**Requirement**
Which lines below hold the word "Charger"? Copy all of them.

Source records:
........

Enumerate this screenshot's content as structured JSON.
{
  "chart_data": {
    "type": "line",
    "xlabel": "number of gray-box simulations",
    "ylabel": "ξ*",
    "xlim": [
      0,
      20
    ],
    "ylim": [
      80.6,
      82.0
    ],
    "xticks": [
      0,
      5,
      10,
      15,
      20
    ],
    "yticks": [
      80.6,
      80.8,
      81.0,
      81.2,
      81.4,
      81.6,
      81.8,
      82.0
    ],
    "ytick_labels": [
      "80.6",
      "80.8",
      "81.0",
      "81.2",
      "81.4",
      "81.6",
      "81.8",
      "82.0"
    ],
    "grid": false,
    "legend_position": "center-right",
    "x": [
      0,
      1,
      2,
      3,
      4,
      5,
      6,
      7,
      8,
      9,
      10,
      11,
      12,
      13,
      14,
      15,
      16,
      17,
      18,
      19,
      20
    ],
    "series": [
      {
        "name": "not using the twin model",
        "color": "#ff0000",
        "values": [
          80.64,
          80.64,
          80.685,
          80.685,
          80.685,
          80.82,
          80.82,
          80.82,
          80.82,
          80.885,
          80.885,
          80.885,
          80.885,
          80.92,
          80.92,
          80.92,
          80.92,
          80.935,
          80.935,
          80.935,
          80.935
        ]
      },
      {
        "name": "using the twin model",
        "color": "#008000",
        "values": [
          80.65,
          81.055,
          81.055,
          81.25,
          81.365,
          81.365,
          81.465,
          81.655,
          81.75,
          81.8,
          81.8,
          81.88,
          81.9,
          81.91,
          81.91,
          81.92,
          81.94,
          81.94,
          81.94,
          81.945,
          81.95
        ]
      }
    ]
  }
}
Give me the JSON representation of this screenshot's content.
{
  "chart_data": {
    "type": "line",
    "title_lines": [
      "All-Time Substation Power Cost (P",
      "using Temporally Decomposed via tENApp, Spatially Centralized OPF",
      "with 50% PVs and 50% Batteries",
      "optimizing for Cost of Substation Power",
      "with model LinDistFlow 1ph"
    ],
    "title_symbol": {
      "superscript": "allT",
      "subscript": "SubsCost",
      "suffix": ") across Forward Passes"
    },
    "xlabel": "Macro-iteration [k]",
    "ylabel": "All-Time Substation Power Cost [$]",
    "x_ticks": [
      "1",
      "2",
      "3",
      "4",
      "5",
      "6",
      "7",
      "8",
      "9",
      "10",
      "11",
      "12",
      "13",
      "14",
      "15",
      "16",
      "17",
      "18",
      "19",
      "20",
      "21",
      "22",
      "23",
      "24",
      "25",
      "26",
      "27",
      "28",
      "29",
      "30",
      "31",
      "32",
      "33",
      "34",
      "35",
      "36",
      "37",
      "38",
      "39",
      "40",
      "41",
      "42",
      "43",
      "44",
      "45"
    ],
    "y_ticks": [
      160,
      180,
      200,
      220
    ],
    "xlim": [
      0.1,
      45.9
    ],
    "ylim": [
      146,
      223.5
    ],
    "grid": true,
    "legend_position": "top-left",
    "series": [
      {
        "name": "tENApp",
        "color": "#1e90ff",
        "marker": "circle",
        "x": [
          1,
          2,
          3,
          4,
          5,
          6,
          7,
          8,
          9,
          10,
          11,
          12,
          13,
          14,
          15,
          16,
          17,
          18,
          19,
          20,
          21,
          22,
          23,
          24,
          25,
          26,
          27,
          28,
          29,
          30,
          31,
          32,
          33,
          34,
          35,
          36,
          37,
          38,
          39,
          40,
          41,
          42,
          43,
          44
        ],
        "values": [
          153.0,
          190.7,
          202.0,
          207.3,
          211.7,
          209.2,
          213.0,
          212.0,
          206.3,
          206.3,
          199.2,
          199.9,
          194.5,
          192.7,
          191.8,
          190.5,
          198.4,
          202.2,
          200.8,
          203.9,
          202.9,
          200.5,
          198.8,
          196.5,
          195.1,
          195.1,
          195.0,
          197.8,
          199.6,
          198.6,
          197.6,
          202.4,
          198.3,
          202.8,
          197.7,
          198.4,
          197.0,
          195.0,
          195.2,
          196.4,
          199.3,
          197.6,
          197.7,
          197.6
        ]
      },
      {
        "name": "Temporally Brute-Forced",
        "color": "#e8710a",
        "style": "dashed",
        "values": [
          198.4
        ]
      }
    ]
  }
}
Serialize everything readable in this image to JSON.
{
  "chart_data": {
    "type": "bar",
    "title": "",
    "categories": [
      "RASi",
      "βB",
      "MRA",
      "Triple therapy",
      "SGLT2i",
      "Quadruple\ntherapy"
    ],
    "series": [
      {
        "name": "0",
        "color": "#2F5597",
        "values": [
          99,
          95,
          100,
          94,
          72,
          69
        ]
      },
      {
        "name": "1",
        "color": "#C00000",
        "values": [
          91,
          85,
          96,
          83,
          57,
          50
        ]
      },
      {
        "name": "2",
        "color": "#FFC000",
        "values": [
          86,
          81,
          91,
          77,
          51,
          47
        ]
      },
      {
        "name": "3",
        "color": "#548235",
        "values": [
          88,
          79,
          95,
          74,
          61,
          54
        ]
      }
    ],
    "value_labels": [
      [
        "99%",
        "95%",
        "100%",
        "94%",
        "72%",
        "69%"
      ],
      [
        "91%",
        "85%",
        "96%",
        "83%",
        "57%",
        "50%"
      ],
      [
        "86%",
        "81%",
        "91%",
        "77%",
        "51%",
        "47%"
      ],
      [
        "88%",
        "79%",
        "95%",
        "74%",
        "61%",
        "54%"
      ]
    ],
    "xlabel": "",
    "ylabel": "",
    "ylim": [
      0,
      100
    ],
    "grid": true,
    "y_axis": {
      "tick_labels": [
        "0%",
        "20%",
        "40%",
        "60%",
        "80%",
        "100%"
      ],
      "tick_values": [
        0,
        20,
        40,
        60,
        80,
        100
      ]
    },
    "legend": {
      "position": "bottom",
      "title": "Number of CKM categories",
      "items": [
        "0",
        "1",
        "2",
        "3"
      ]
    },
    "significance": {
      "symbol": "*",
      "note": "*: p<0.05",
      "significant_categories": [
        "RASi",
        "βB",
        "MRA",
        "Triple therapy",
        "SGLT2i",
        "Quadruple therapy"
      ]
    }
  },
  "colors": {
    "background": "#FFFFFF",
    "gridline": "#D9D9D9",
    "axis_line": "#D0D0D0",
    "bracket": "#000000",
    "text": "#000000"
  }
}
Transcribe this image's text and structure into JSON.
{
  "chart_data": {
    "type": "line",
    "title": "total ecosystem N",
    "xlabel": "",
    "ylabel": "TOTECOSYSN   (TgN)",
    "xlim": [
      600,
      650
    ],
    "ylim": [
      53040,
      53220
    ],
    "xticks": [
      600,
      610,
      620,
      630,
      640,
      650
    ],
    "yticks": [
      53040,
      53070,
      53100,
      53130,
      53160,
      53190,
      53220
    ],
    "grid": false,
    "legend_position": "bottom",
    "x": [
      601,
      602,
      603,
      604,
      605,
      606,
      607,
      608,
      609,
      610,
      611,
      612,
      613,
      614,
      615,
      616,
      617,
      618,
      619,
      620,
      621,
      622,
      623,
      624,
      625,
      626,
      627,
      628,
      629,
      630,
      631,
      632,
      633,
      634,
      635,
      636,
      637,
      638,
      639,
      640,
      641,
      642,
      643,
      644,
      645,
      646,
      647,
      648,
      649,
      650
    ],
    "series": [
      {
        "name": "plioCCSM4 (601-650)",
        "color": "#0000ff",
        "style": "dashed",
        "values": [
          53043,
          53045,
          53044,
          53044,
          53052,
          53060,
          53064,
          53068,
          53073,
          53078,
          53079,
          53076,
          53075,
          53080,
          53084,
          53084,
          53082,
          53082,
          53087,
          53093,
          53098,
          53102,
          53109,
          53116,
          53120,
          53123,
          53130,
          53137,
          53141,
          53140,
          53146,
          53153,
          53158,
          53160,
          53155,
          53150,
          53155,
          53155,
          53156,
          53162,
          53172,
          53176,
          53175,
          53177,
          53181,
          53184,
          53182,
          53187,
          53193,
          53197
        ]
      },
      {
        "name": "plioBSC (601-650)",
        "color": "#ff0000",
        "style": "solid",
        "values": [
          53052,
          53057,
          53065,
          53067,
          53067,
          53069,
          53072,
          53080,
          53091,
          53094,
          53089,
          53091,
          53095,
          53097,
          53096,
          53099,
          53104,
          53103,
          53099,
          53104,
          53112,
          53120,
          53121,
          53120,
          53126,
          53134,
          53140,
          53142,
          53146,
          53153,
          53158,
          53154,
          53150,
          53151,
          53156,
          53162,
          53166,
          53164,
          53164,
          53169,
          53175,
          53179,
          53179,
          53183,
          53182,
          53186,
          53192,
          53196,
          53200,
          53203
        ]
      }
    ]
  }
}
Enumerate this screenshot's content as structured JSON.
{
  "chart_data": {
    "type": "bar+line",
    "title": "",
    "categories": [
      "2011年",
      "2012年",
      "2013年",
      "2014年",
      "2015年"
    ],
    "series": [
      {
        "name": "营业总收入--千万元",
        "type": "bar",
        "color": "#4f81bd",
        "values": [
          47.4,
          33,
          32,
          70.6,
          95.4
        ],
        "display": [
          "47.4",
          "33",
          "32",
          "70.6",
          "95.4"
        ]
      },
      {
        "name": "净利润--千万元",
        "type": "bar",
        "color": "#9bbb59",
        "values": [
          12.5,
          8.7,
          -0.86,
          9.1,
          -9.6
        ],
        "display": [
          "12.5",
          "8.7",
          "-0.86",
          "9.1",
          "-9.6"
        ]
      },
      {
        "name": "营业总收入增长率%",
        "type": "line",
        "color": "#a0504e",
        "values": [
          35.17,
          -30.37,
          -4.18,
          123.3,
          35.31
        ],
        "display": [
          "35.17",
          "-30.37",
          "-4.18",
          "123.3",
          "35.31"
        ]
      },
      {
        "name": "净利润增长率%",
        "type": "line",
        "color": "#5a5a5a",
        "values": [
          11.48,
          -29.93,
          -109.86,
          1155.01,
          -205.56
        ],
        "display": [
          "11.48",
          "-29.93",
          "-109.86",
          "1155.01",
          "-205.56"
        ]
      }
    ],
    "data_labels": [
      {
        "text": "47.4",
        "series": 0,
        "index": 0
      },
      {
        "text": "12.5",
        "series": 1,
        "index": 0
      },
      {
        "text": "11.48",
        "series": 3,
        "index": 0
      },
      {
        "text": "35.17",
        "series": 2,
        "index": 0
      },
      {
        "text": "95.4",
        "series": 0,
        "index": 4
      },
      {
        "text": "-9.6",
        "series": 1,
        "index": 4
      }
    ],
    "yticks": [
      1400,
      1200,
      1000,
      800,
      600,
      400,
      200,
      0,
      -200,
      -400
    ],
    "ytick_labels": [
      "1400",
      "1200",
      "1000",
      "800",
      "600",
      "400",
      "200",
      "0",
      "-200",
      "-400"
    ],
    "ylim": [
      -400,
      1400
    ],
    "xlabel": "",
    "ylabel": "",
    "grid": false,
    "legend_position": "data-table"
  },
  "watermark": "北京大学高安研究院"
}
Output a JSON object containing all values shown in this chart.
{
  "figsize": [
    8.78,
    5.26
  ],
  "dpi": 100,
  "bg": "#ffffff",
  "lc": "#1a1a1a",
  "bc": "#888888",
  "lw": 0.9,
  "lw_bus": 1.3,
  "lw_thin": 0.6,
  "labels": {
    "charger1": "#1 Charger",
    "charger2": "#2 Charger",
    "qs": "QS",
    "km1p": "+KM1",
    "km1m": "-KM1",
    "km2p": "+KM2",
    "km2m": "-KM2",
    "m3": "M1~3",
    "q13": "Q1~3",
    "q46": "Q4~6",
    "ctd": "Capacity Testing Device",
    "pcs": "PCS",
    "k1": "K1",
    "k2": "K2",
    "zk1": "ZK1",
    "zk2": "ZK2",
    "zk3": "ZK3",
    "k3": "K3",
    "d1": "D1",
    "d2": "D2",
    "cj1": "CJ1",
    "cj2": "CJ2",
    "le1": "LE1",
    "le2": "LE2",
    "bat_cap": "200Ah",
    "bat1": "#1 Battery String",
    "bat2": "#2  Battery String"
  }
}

........

**Output for this exercise**
    "charger1": "#1 Charger",
    "charger2": "#2 Charger",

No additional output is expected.